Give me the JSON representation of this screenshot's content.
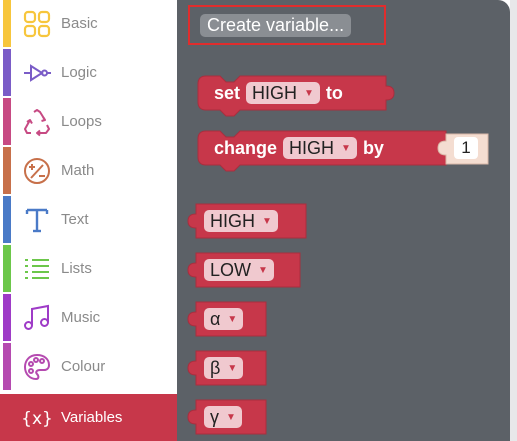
{
  "categories": [
    {
      "label": "Basic",
      "color": "#f7c63c",
      "icon": "grid-icon"
    },
    {
      "label": "Logic",
      "color": "#7a5cc7",
      "icon": "logic-gate-icon"
    },
    {
      "label": "Loops",
      "color": "#c74a83",
      "icon": "recycle-icon"
    },
    {
      "label": "Math",
      "color": "#c7704a",
      "icon": "math-ops-icon"
    },
    {
      "label": "Text",
      "color": "#4a7ac7",
      "icon": "text-t-icon"
    },
    {
      "label": "Lists",
      "color": "#6cc74a",
      "icon": "list-icon"
    },
    {
      "label": "Music",
      "color": "#9e3bc7",
      "icon": "music-note-icon"
    },
    {
      "label": "Colour",
      "color": "#b54ab0",
      "icon": "palette-icon"
    },
    {
      "label": "Variables",
      "color": "#c7374a",
      "icon": "variable-braces-icon"
    }
  ],
  "selected_category": "Variables",
  "flyout": {
    "create_button": "Create variable...",
    "set_block": {
      "word": "set",
      "variable": "HIGH",
      "to": "to"
    },
    "change_block": {
      "word": "change",
      "variable": "HIGH",
      "by": "by",
      "amount": "1"
    },
    "variable_getters": [
      "HIGH",
      "LOW",
      "α",
      "β",
      "γ"
    ]
  },
  "colors": {
    "block": "#c7374a",
    "flyout_bg": "#5c6167",
    "highlight": "#e02d2d"
  }
}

------------------------------------------------------------------------

Above are records to transcribe exactly; leave their pictures out.

Give me the JSON representation of this screenshot's content.
{
  "categories": [
    {
      "label": "Basic",
      "color": "#f7c63c",
      "icon": "grid-icon"
    },
    {
      "label": "Logic",
      "color": "#7a5cc7",
      "icon": "logic-gate-icon"
    },
    {
      "label": "Loops",
      "color": "#c74a83",
      "icon": "recycle-icon"
    },
    {
      "label": "Math",
      "color": "#c7704a",
      "icon": "math-ops-icon"
    },
    {
      "label": "Text",
      "color": "#4a7ac7",
      "icon": "text-t-icon"
    },
    {
      "label": "Lists",
      "color": "#6cc74a",
      "icon": "list-icon"
    },
    {
      "label": "Music",
      "color": "#9e3bc7",
      "icon": "music-note-icon"
    },
    {
      "label": "Colour",
      "color": "#b54ab0",
      "icon": "palette-icon"
    },
    {
      "label": "Variables",
      "color": "#c7374a",
      "icon": "variable-braces-icon"
    }
  ],
  "selected_category": "Variables",
  "flyout": {
    "create_button": "Create variable...",
    "set_block": {
      "word": "set",
      "variable": "HIGH",
      "to": "to"
    },
    "change_block": {
      "word": "change",
      "variable": "HIGH",
      "by": "by",
      "amount": "1"
    },
    "variable_getters": [
      "HIGH",
      "LOW",
      "α",
      "β",
      "γ"
    ]
  },
  "colors": {
    "block": "#c7374a",
    "flyout_bg": "#5c6167",
    "highlight": "#e02d2d"
  }
}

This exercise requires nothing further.